Dataset items

......

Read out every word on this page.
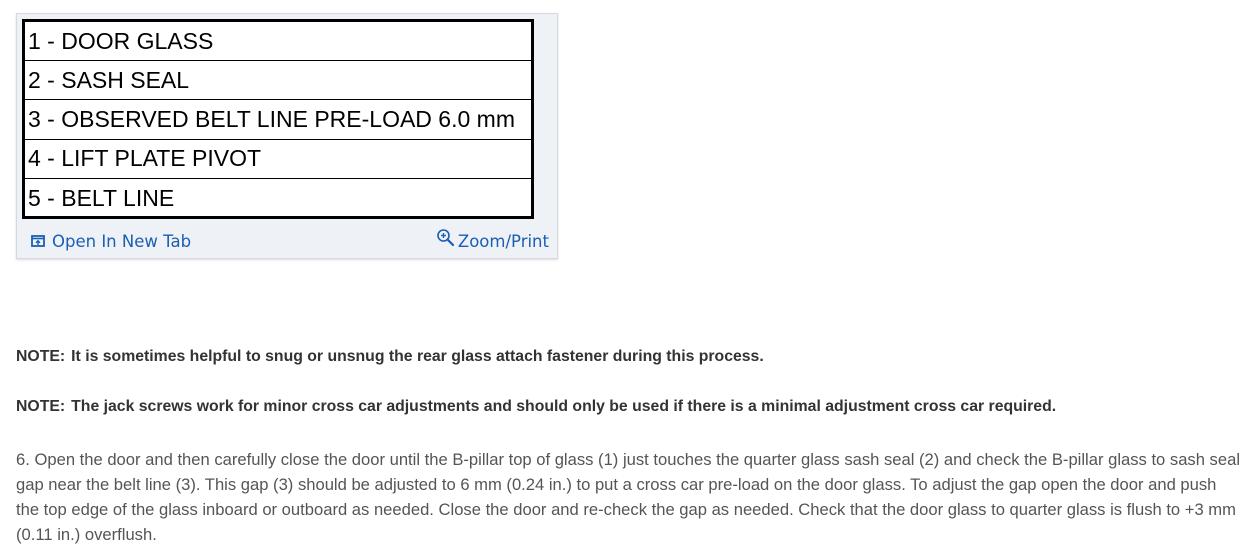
1 - DOOR GLASS
2 - SASH SEAL
3 - OBSERVED BELT LINE PRE-LOAD 6.0 mm
4 - LIFT PLATE PIVOT
5 - BELT LINE
Open In New Tab	Zoom/Print
NOTE: It is sometimes helpful to snug or unsnug the rear glass attach fastener during this process.
NOTE: The jack screws work for minor cross car adjustments and should only be used if there is a minimal adjustment cross car required.

6. Open the door and then carefully close the door until the B-pillar top of glass (1) just touches the quarter glass sash seal (2) and check the B-pillar glass to sash seal gap near the belt line (3). This gap (3) should be adjusted to 6 mm (0.24 in.) to put a cross car pre-load on the door glass. To adjust the gap open the door and push the top edge of the glass inboard or outboard as needed. Close the door and re-check the gap as needed. Check that the door glass to quarter glass is flush to +3 mm (0.11 in.) overflush.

......

- **TASK TO CARRY OUT**
Restate the whole listing above exactly, please, omitting every image.

- **ANSWER IN FULL**
Read out every word on this page.
1 - DOOR GLASS
2 - SASH SEAL
3 - OBSERVED BELT LINE PRE-LOAD 6.0 mm
4 - LIFT PLATE PIVOT
5 - BELT LINE
Open In New Tab	Zoom/Print
NOTE: It is sometimes helpful to snug or unsnug the rear glass attach fastener during this process.
NOTE: The jack screws work for minor cross car adjustments and should only be used if there is a minimal adjustment cross car required.

6. Open the door and then carefully close the door until the B-pillar top of glass (1) just touches the quarter glass sash seal (2) and check the B-pillar glass to sash seal gap near the belt line (3). This gap (3) should be adjusted to 6 mm (0.24 in.) to put a cross car pre-load on the door glass. To adjust the gap open the door and push the top edge of the glass inboard or outboard as needed. Close the door and re-check the gap as needed. Check that the door glass to quarter glass is flush to +3 mm (0.11 in.) overflush.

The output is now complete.